§ Figure record listings:
- - - - -

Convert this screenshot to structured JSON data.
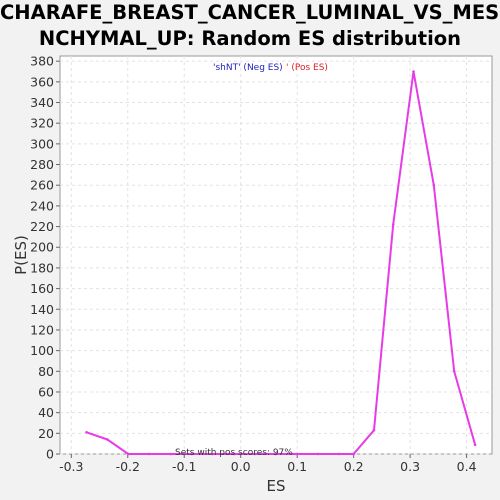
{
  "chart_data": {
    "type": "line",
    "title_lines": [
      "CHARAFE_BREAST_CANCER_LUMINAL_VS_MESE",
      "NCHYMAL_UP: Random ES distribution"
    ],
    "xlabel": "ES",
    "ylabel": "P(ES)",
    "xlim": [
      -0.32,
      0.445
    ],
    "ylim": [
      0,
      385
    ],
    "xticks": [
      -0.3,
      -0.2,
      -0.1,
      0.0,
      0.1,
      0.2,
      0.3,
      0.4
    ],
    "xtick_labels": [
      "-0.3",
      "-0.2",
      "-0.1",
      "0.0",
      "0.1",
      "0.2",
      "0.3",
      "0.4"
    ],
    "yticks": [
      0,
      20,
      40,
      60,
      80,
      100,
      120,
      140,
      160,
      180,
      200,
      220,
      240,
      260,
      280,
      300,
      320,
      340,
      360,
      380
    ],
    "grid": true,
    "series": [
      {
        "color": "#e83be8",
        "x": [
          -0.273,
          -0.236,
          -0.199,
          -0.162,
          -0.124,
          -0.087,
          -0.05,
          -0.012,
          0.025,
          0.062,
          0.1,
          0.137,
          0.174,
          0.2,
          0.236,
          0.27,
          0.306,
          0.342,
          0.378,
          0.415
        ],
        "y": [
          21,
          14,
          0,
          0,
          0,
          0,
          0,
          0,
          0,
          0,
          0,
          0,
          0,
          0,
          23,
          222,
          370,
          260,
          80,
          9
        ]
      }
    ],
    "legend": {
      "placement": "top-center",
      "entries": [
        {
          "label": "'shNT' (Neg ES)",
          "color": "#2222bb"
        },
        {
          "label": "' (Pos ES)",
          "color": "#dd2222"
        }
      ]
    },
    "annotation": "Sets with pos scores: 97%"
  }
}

- - - - -

§ TASK BRIEF:
Which lines contain the word "color"? Copy each one.

§ EXERCISE RESPONSE:
        "color": "#e83be8",
          "color": "#2222bb"
          "color": "#dd2222"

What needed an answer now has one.